• _SOURCE EXCERPT_:
--- START ---
Liouville number

Here we show that Liouville numbers exist by exhibiting a construction that produces such numbers.

For any integer b ≥ 2, and any sequence of integers (a₁, a₂, …, ), such that a_k ∈ {0, 1, 2, …, b − 1} for all k ∈ {1, 2, 3, …} and there are infinitely many k with a_k ≠ 0, define the number

${\displaystyle x=\sum _{k=1}^{\infty }{\frac {a_{k}}{b^{k!}}}}$

In the special case when b = 10, and a_k = 1, for all k, the resulting number x is called Liouville's constant:

L = 0.11000100000000000000000100000000000000000000000000000000000000000000000000000000000000000000000000000000000000000000001...

It follows from the definition of x that its base-b representation is

${\displaystyle x=\left(0.a_{1}a_{2}000a_{3}00000000000000000a_{4}0000000000000000000000000000000000000000000000000000000000000000000000000000000000000000000000a_{5}\ldots \right)_{b}\;}$

where the nth term is in the (n!)th decimal place.

Since this base-b representation is non-repeating it follows that x cannot be rational. Therefore, for any rational number p/q, we have |x − p/q | > 0.
--- END ---
• _JOB A_: Restate the paragraph beginning "Since this base-b representation" in the Liouville number text more briefly, keeping its main facts.

• _RECORDS FOR THE EXERCISE_:
--- START ---
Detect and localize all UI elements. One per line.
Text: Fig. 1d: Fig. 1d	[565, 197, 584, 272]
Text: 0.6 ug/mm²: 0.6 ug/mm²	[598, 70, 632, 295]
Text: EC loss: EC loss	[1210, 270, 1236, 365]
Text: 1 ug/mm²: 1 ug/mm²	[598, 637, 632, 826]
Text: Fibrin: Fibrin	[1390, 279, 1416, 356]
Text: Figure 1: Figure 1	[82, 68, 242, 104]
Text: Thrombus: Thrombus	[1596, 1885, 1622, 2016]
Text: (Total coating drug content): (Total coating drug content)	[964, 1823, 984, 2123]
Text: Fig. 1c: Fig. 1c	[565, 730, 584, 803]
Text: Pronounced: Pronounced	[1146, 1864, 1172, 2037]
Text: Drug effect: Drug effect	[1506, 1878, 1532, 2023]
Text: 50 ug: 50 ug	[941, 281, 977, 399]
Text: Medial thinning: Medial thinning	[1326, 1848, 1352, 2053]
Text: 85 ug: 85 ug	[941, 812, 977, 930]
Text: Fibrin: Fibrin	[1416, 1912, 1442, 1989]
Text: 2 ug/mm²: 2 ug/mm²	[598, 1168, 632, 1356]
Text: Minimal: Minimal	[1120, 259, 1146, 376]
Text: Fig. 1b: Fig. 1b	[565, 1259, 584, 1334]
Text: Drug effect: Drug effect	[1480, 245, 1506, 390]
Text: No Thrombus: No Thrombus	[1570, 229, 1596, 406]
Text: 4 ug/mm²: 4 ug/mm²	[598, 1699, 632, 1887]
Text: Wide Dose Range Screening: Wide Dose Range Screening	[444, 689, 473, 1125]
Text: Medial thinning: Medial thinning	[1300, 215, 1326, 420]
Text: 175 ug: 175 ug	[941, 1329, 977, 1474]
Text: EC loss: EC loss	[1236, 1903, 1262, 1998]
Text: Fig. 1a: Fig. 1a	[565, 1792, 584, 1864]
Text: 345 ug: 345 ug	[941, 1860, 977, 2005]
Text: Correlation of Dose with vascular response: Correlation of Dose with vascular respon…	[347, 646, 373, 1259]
--- END ---
• _JOB B_: Please copy the records word for word, starting at their first line and ending at the line that contains "Text: 85 ug: 85", with both of those lines included.

• _EXERCISE ANSWER A_: Because the base-b expansion of x does not repeat, x is irrational, so |x − p/q| > 0 for every rational p/q.

• _EXERCISE ANSWER B_:
Detect and localize all UI elements. One per line.
Text: Fig. 1d: Fig. 1d	[565, 197, 584, 272]
Text: 0.6 ug/mm²: 0.6 ug/mm²	[598, 70, 632, 295]
Text: EC loss: EC loss	[1210, 270, 1236, 365]
Text: 1 ug/mm²: 1 ug/mm²	[598, 637, 632, 826]
Text: Fibrin: Fibrin	[1390, 279, 1416, 356]
Text: Figure 1: Figure 1	[82, 68, 242, 104]
Text: Thrombus: Thrombus	[1596, 1885, 1622, 2016]
Text: (Total coating drug content): (Total coating drug content)	[964, 1823, 984, 2123]
Text: Fig. 1c: Fig. 1c	[565, 730, 584, 803]
Text: Pronounced: Pronounced	[1146, 1864, 1172, 2037]
Text: Drug effect: Drug effect	[1506, 1878, 1532, 2023]
Text: 50 ug: 50 ug	[941, 281, 977, 399]
Text: Medial thinning: Medial thinning	[1326, 1848, 1352, 2053]
Text: 85 ug: 85 ug	[941, 812, 977, 930]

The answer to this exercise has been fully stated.